■ CHALLENGE: Records follow. Copy every line with "ylabel".

Structured figure records
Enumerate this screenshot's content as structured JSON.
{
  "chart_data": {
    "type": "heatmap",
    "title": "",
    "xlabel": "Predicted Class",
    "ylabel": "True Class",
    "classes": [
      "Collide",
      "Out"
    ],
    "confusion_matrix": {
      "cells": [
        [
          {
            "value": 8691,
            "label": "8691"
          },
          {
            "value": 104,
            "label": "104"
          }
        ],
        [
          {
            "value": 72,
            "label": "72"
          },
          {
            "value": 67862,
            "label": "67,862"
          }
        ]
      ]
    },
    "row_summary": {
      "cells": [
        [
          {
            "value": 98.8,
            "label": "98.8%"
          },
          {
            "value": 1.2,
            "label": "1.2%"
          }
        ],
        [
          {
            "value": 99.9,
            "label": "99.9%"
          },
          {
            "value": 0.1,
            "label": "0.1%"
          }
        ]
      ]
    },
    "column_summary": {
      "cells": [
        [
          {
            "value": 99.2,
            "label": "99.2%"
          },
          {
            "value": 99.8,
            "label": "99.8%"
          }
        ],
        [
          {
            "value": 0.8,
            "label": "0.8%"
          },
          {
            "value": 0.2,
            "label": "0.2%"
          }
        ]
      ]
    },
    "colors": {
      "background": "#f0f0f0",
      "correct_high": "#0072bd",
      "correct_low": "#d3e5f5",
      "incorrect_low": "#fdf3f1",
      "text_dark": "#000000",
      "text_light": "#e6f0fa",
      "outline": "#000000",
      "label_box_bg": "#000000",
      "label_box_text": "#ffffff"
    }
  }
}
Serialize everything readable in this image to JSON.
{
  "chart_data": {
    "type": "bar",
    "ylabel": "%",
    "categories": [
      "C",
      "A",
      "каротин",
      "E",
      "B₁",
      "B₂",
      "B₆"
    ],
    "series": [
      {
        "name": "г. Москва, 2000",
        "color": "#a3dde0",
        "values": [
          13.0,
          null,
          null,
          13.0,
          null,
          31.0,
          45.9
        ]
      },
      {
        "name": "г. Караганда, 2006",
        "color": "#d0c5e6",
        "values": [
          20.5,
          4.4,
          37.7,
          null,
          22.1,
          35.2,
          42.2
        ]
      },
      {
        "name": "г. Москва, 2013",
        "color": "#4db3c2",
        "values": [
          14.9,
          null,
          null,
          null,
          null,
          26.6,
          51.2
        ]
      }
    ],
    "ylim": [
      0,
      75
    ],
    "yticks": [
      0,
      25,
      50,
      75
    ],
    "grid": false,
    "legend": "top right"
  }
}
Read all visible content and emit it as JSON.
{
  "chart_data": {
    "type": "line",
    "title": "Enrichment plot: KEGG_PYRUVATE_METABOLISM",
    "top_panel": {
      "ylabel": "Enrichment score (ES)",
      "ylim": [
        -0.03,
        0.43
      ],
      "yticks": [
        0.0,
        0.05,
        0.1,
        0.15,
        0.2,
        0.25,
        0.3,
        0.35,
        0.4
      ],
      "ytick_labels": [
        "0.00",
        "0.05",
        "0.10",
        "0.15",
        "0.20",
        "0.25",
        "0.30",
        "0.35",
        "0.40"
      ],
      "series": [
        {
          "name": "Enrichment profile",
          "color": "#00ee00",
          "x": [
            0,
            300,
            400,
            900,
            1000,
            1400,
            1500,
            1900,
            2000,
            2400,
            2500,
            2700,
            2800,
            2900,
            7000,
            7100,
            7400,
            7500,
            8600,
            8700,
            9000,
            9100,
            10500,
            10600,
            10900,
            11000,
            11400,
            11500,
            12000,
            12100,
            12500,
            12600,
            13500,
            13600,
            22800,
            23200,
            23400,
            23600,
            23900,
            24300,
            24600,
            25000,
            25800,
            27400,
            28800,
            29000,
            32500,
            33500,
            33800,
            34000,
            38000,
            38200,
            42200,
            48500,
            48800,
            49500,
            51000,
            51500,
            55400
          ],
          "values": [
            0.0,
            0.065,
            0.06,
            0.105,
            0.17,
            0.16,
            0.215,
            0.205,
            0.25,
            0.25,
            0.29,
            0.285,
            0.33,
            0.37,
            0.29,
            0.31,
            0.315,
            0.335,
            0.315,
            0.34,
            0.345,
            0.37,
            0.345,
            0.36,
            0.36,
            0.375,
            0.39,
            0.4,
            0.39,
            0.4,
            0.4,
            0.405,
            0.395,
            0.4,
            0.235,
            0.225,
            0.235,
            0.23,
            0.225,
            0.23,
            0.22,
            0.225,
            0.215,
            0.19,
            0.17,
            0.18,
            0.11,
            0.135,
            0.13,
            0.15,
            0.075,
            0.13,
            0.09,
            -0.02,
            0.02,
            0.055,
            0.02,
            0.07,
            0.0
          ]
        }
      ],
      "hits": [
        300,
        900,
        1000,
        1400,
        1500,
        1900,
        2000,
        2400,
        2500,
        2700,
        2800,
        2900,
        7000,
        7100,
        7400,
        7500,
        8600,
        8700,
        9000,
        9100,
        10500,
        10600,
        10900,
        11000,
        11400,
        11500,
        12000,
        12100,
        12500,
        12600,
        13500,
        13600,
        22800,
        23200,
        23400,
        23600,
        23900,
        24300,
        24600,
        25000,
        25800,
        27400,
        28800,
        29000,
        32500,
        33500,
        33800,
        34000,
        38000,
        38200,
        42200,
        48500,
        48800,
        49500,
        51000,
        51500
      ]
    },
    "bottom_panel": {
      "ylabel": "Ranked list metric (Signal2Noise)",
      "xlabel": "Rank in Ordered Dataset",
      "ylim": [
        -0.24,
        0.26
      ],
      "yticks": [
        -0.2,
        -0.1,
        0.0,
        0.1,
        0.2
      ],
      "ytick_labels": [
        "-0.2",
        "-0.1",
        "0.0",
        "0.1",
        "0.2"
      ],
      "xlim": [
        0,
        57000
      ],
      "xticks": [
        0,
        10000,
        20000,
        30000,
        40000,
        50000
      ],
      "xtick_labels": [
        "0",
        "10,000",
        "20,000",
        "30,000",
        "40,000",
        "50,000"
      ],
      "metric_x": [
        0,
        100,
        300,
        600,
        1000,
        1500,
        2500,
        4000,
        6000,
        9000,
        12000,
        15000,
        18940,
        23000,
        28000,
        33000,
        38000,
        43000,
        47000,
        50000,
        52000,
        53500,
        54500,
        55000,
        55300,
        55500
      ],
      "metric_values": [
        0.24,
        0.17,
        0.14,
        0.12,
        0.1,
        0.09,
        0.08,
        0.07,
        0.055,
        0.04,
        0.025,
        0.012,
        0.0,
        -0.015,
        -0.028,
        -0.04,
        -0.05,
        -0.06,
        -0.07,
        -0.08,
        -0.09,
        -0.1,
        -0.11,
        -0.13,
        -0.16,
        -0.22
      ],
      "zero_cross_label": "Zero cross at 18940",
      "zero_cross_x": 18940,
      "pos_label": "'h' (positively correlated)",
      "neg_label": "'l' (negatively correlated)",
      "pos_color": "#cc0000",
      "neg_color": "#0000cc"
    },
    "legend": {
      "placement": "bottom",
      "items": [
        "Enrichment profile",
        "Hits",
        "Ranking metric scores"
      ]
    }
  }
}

■ SOLUTION FOR THIS PROBLEM:
    "ylabel": "True Class",
    "ylabel": "%",
      "ylabel": "Enrichment score (ES)",
      "ylabel": "Ranked list metric (Signal2Noise)",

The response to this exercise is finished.